■ Set exercise:
Beginning at the line with "What data populates", output each line to the end of the listing below exactly, please.
● ● ● ● ● ● ●
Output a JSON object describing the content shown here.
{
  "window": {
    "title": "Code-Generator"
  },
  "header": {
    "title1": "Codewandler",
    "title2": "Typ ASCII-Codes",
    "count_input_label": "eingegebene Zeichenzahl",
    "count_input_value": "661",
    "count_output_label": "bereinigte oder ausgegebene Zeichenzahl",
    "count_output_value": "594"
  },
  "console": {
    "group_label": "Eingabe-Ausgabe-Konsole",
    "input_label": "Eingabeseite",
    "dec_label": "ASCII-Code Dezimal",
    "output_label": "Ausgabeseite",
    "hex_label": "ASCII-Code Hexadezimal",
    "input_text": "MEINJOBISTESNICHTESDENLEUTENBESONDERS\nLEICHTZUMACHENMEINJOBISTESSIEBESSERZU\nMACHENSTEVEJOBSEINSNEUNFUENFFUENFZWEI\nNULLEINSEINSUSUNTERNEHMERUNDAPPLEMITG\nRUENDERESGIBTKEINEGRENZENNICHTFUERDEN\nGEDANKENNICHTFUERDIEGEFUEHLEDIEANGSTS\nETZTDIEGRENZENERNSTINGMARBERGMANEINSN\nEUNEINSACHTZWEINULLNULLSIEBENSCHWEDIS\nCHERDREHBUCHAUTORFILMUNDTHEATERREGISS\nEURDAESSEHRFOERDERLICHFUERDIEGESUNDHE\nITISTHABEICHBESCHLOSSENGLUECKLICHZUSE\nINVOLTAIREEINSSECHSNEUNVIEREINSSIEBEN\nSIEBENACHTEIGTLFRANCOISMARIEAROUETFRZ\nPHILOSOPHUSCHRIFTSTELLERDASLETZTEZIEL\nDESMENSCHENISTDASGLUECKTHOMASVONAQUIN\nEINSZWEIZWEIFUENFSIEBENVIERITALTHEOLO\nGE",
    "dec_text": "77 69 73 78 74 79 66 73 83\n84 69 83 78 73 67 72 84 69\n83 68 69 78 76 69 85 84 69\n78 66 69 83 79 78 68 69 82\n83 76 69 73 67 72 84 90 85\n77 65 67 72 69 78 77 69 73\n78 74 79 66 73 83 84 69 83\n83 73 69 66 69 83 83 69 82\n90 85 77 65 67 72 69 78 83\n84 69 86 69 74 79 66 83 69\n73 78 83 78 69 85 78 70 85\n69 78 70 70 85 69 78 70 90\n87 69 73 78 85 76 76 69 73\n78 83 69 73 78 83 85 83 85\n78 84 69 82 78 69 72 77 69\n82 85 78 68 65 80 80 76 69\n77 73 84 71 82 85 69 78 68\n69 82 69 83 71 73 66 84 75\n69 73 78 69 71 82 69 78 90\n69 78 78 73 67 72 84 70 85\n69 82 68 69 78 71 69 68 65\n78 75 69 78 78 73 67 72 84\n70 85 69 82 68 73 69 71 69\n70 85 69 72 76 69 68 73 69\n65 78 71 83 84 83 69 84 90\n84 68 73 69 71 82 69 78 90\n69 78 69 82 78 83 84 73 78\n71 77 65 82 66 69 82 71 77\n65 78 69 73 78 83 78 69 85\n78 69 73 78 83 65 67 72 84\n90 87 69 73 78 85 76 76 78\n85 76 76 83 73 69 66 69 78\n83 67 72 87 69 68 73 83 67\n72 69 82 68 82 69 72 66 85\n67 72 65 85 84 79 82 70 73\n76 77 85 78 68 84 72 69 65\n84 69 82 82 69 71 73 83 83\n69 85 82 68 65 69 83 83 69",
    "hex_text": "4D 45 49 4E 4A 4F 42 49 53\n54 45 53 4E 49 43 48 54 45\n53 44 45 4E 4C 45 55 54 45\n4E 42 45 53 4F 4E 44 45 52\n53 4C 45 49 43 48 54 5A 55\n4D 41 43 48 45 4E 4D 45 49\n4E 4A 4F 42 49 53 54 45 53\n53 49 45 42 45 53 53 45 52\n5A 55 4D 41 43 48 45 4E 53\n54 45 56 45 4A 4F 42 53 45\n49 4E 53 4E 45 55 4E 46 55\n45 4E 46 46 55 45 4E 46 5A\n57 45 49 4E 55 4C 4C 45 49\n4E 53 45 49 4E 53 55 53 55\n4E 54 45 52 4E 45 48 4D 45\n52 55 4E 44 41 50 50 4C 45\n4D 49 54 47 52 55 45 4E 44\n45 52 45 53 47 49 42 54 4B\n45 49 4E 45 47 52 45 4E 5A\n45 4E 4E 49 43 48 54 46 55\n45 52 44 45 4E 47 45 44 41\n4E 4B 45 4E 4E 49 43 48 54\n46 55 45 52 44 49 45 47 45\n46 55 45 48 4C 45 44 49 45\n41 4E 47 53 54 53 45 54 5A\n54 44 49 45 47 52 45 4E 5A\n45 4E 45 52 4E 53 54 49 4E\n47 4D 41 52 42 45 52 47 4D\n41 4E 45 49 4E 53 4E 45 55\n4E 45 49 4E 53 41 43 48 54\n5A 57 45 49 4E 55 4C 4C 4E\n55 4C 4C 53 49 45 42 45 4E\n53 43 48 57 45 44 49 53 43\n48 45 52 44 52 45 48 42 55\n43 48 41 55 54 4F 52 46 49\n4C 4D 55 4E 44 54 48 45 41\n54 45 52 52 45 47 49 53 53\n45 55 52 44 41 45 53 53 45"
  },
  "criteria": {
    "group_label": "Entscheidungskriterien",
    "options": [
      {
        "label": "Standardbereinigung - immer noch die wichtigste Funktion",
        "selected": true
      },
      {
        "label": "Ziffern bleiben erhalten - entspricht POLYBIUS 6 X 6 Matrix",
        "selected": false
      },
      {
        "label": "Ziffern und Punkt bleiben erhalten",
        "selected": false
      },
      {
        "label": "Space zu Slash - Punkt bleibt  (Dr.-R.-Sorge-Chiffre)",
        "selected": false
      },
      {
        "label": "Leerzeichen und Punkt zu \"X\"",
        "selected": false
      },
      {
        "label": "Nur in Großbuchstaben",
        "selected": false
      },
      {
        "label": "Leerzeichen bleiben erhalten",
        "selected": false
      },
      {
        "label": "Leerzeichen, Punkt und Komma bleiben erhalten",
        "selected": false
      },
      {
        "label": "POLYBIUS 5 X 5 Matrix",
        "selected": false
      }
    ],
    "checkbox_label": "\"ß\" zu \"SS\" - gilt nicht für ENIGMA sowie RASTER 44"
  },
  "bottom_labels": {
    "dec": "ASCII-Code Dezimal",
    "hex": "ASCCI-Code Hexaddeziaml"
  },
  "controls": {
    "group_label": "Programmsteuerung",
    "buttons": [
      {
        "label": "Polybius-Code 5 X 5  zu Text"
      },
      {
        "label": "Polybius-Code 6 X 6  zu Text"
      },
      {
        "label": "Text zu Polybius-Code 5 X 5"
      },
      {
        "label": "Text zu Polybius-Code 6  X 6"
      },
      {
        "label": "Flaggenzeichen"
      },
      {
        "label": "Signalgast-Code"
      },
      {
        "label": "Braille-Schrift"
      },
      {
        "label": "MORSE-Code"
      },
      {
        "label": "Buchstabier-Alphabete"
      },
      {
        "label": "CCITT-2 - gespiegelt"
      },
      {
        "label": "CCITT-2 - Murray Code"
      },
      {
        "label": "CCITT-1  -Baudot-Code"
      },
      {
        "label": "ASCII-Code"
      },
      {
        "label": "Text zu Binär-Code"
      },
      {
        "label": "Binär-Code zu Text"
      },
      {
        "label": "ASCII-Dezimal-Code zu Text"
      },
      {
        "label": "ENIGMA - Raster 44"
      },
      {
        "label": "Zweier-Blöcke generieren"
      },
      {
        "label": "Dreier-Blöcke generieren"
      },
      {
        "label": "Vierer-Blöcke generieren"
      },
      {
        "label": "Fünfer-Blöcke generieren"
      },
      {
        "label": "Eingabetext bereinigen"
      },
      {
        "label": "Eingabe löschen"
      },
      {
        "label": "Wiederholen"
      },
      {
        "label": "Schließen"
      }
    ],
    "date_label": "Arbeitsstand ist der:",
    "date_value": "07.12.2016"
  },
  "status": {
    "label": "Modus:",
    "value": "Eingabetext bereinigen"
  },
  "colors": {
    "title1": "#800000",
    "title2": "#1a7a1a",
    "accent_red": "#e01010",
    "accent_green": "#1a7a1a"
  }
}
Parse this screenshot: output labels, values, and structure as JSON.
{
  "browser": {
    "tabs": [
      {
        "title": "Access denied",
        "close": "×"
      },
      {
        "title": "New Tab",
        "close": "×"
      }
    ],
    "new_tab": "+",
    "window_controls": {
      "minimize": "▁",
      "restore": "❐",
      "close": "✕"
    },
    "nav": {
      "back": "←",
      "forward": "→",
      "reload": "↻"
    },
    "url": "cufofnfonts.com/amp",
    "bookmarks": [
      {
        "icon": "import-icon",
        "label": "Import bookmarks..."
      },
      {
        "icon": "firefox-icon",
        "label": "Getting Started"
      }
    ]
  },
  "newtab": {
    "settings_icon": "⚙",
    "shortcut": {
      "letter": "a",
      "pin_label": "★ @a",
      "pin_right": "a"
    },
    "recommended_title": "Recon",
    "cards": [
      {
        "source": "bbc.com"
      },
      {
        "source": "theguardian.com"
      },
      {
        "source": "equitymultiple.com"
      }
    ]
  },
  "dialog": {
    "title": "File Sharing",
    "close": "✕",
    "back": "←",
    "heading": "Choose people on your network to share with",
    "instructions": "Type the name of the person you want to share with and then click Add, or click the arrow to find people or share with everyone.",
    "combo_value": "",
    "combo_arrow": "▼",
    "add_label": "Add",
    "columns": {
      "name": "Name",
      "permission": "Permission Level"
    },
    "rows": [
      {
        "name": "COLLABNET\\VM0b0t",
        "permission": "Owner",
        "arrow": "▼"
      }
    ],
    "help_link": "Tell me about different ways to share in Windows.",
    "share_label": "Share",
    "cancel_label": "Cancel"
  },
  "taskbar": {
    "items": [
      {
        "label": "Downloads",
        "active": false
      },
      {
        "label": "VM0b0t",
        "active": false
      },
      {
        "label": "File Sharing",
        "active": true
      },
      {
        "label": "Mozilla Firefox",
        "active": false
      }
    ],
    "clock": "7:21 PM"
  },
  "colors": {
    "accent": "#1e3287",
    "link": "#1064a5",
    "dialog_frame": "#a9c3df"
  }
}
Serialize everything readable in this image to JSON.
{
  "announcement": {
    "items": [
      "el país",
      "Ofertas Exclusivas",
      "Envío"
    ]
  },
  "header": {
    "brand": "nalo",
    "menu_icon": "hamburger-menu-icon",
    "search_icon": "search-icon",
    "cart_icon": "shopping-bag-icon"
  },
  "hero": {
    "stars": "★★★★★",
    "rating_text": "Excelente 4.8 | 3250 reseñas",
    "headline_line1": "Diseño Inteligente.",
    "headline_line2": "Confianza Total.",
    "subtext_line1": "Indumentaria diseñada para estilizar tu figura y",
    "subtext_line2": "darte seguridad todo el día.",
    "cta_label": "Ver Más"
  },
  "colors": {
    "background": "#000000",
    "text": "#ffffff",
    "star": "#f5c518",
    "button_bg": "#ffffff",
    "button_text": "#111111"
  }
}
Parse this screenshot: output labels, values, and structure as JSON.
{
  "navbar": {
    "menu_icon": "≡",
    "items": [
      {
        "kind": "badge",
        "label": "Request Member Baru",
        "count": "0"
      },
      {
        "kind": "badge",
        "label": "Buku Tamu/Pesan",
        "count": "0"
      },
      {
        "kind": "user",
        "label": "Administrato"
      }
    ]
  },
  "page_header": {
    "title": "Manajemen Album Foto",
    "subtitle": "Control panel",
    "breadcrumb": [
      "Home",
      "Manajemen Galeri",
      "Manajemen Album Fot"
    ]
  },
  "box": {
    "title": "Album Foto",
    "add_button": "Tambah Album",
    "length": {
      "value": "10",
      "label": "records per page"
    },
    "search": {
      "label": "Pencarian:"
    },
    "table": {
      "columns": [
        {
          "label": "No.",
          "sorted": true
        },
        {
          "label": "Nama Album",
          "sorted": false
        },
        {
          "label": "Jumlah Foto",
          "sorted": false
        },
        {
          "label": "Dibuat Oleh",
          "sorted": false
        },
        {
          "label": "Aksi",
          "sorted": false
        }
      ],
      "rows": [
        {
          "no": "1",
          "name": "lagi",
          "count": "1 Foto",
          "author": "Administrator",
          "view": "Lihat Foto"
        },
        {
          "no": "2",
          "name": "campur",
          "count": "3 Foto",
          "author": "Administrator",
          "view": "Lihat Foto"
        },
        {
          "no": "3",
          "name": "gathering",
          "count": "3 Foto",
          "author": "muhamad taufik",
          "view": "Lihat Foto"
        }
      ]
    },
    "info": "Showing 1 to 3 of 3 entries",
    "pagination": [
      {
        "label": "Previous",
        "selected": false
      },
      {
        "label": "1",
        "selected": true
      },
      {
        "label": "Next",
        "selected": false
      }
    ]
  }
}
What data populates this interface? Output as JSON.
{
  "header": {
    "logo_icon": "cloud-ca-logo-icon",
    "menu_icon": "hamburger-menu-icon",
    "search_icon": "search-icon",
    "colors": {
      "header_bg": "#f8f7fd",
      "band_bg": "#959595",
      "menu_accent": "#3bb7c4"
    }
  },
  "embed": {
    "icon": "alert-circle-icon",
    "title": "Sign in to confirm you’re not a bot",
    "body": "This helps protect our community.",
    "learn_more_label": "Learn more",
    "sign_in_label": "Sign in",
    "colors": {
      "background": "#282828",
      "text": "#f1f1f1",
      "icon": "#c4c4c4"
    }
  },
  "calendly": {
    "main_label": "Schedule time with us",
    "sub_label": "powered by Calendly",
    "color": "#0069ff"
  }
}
● ● ● ● ● ● ●
■ Solution to this problem:
What data populates this interface? Output as JSON.
{
  "header": {
    "logo_icon": "cloud-ca-logo-icon",
    "menu_icon": "hamburger-menu-icon",
    "search_icon": "search-icon",
    "colors": {
      "header_bg": "#f8f7fd",
      "band_bg": "#959595",
      "menu_accent": "#3bb7c4"
    }
  },
  "embed": {
    "icon": "alert-circle-icon",
    "title": "Sign in to confirm you’re not a bot",
    "body": "This helps protect our community.",
    "learn_more_label": "Learn more",
    "sign_in_label": "Sign in",
    "colors": {
      "background": "#282828",
      "text": "#f1f1f1",
      "icon": "#c4c4c4"
    }
  },
  "calendly": {
    "main_label": "Schedule time with us",
    "sub_label": "powered by Calendly",
    "color": "#0069ff"
  }
}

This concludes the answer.